Search the records below for the word "month". Pull out each line that has it.

##### PROVIDED INFORMATION

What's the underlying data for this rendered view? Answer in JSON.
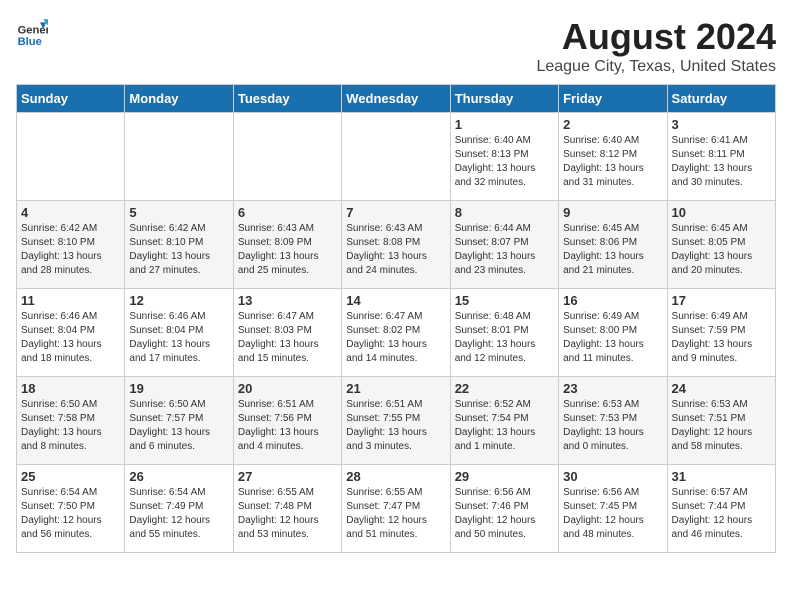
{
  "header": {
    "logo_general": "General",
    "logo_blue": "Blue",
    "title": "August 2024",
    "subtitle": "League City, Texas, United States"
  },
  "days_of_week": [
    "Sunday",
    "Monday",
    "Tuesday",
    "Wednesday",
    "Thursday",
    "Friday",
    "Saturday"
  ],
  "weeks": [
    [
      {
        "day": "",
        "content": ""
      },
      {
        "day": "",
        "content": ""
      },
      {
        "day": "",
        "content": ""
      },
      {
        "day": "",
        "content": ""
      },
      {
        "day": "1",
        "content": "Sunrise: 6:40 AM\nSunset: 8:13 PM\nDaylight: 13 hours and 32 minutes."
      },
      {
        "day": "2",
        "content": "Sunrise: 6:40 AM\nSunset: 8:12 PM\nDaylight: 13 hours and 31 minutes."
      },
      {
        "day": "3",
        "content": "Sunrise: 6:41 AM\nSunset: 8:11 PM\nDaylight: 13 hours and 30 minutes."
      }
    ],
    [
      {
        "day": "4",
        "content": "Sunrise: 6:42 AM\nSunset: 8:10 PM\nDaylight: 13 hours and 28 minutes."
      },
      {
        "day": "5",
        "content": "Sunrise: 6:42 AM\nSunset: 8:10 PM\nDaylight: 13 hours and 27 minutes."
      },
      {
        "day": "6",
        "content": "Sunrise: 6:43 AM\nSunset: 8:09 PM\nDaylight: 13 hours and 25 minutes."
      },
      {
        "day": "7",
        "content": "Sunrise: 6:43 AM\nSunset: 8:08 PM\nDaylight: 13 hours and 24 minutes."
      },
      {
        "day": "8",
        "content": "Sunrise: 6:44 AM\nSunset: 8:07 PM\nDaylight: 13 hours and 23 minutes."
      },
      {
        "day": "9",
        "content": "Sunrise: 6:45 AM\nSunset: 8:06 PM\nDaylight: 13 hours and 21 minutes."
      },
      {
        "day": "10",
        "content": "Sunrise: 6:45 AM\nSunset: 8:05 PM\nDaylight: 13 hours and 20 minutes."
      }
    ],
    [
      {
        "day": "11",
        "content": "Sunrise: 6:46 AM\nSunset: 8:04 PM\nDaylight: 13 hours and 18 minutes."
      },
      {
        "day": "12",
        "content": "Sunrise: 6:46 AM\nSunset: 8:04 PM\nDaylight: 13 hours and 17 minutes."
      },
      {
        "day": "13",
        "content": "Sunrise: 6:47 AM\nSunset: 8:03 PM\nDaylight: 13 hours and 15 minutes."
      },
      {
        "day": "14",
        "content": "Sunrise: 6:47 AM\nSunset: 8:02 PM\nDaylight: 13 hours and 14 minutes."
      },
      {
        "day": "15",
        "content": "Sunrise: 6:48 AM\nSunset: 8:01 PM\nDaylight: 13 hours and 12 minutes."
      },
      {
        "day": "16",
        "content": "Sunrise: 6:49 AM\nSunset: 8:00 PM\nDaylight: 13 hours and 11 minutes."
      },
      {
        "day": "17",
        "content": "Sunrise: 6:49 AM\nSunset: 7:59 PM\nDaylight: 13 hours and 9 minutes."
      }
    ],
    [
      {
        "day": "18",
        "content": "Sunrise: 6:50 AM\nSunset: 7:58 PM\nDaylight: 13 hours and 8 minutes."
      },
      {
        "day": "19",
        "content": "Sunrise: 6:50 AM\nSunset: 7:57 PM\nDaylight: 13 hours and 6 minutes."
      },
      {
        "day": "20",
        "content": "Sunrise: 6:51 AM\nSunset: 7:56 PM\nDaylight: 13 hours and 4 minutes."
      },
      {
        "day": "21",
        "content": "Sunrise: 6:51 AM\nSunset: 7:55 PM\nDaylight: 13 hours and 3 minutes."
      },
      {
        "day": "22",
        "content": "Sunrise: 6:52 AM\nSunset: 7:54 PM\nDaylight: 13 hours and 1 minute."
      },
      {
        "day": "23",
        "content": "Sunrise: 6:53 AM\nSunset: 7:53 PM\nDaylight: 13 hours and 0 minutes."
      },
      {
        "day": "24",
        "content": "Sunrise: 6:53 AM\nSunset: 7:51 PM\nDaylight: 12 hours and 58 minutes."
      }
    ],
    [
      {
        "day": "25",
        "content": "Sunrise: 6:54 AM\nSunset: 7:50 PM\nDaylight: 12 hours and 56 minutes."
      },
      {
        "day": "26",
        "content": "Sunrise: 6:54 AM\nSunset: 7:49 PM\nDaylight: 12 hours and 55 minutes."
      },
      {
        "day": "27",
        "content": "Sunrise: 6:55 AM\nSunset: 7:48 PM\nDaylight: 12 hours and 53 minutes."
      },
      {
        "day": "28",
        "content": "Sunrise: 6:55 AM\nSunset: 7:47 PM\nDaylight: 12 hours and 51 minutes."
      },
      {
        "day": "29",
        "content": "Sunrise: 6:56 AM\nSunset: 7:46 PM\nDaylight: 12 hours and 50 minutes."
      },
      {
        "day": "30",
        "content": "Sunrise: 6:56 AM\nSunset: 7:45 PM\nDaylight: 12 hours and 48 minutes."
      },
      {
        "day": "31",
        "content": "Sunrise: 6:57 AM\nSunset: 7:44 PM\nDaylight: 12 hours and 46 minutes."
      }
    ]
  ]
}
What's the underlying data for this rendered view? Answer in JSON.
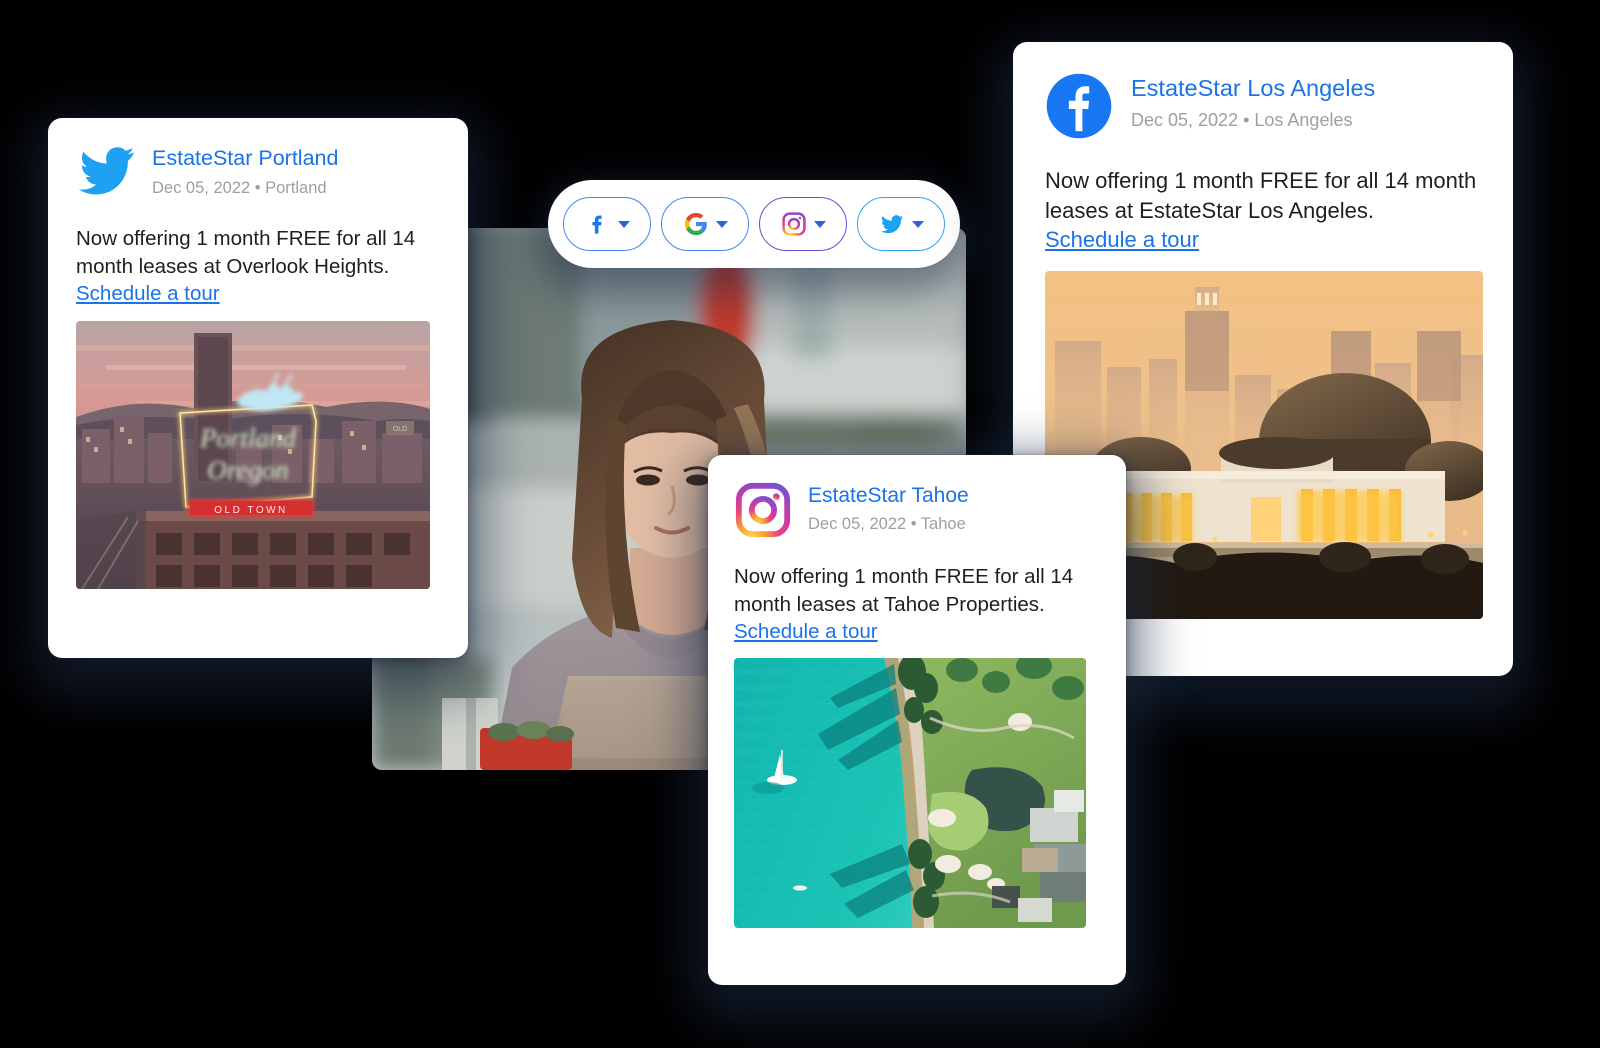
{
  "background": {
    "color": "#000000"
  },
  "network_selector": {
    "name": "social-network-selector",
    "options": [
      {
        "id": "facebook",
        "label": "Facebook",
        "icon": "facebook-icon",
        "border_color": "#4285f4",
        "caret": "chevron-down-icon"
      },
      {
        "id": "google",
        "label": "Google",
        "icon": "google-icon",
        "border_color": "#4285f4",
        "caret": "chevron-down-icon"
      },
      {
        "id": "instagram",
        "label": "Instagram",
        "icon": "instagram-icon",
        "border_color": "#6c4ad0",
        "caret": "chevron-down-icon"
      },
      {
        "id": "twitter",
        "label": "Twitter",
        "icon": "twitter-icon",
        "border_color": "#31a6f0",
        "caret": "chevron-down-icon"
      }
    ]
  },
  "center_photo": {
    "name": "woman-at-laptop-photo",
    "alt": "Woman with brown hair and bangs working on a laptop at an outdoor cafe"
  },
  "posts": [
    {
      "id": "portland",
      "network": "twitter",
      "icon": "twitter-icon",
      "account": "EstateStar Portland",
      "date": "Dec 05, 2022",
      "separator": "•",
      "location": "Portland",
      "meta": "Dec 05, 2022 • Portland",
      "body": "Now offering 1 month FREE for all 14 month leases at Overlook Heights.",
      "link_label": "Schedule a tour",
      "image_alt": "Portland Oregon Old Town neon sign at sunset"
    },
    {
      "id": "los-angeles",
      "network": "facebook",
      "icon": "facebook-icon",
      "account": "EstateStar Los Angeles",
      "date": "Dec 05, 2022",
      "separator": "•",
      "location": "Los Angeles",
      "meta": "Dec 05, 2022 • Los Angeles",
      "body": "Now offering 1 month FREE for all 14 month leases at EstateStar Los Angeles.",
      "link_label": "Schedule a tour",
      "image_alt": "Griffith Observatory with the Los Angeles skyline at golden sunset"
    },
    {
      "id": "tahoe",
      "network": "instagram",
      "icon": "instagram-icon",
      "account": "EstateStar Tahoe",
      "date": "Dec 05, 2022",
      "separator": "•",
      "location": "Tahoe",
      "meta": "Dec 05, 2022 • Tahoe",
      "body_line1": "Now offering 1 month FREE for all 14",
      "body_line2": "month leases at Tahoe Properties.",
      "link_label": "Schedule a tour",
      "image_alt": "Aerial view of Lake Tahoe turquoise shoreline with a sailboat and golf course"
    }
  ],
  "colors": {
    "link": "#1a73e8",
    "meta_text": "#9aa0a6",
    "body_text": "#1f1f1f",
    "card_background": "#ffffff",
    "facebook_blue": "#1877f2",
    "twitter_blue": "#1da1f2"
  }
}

##########

OUTPUT FOR THIS TASK:
      "body": "Now offering 1 month FREE for all 14 month leases at Overlook Heights.",
      "body": "Now offering 1 month FREE for all 14 month leases at EstateStar Los Angeles.",
      "body_line1": "Now offering 1 month FREE for all 14",
      "body_line2": "month leases at Tahoe Properties.",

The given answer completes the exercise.